▸ **SHORT EXERCISE**
Wherever the word "name" turns up in a line of the entries, copy that line.

· · · · · · ·

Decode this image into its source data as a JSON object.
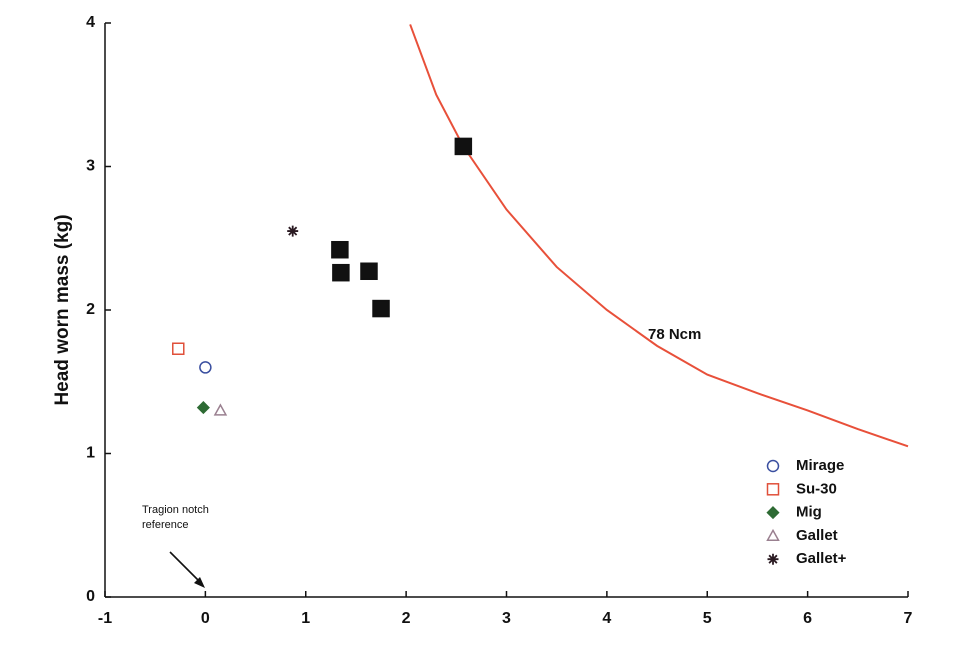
{
  "chart_data": {
    "type": "scatter",
    "y_label": "Head worn mass (kg)",
    "xlim": [
      -1,
      7
    ],
    "xticks": [
      -1,
      0,
      1,
      2,
      3,
      4,
      5,
      6,
      7
    ],
    "ylim": [
      0,
      4
    ],
    "yticks": [
      0,
      1,
      2,
      3,
      4
    ],
    "grid": false,
    "legend": "lower right",
    "series": [
      {
        "name": "Mirage",
        "color": "#3a4fa0",
        "marker": "circle",
        "filled": false,
        "x": [
          0
        ],
        "values": [
          1.6
        ]
      },
      {
        "name": "Su-30",
        "color": "#e0503a",
        "marker": "square",
        "filled": false,
        "x": [
          -0.27
        ],
        "values": [
          1.73
        ]
      },
      {
        "name": "Mig",
        "color": "#2e6b34",
        "marker": "diamond",
        "filled": true,
        "x": [
          -0.02
        ],
        "values": [
          1.32
        ]
      },
      {
        "name": "Gallet",
        "color": "#9a8090",
        "marker": "triangle",
        "filled": false,
        "x": [
          0.15
        ],
        "values": [
          1.3
        ]
      },
      {
        "name": "Gallet+",
        "color": "#2a1a22",
        "marker": "asterisk",
        "filled": false,
        "x": [
          0.87
        ],
        "values": [
          2.55
        ]
      },
      {
        "color": "#111111",
        "marker": "square",
        "filled": true,
        "x": [
          1.34,
          1.35,
          1.63,
          1.75,
          2.57
        ],
        "values": [
          2.42,
          2.26,
          2.27,
          2.01,
          3.14
        ]
      }
    ],
    "curve": {
      "color": "#e8503a",
      "x": [
        2.04,
        2.3,
        2.57,
        3,
        3.5,
        4,
        4.5,
        5,
        5.5,
        6,
        6.5,
        7
      ],
      "values": [
        3.99,
        3.5,
        3.14,
        2.7,
        2.3,
        2.0,
        1.75,
        1.55,
        1.42,
        1.3,
        1.17,
        1.05
      ]
    },
    "curve_label": "78 Ncm",
    "annotation": [
      "Tragion notch",
      "reference"
    ]
  }
}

· · · · · · ·

▸ **COMPLETE RESPONSE**
        "name": "Mirage",
        "name": "Su-30",
        "name": "Mig",
        "name": "Gallet",
        "name": "Gallet+",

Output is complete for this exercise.